Scan the lines below for "ijodkor"; report the number of lines that contain it, and only that.

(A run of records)
start

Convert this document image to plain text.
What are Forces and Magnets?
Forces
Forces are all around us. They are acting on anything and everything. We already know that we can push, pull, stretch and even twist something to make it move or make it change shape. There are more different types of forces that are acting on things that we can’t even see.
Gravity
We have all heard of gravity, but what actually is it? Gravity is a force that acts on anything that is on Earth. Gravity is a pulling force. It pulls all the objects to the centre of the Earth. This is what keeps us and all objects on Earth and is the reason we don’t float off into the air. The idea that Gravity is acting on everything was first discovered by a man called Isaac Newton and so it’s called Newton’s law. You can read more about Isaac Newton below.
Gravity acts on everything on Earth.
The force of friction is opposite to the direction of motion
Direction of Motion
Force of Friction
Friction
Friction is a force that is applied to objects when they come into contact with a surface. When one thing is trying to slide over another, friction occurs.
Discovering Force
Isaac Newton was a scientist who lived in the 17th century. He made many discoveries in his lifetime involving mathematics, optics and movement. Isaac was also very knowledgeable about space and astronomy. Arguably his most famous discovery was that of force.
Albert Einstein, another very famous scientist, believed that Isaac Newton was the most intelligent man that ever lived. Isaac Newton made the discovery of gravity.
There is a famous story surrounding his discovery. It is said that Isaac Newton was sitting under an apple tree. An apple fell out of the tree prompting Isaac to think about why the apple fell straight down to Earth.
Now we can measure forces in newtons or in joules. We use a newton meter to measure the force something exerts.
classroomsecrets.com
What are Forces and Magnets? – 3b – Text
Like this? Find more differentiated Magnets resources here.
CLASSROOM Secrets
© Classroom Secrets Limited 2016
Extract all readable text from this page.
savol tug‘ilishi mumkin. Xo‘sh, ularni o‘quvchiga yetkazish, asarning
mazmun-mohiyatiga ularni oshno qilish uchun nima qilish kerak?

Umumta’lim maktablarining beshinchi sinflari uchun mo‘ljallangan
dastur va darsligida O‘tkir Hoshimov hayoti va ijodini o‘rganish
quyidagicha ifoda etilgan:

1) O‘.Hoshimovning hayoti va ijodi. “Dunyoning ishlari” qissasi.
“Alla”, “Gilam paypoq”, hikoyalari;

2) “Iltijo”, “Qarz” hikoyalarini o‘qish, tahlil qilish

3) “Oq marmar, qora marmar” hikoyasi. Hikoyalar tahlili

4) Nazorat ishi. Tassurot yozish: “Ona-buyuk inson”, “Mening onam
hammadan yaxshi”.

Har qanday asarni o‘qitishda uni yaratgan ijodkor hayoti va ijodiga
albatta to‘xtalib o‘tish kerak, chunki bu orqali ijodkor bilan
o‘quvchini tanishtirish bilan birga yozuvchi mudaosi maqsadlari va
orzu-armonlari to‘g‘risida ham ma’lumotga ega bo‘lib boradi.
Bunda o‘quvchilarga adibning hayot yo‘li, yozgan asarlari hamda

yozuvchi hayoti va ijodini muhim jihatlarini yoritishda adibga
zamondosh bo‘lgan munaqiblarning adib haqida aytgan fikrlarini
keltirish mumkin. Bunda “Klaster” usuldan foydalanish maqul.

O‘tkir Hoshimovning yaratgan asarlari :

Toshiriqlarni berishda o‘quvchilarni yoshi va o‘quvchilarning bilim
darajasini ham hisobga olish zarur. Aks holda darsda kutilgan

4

end

**Written solution**
2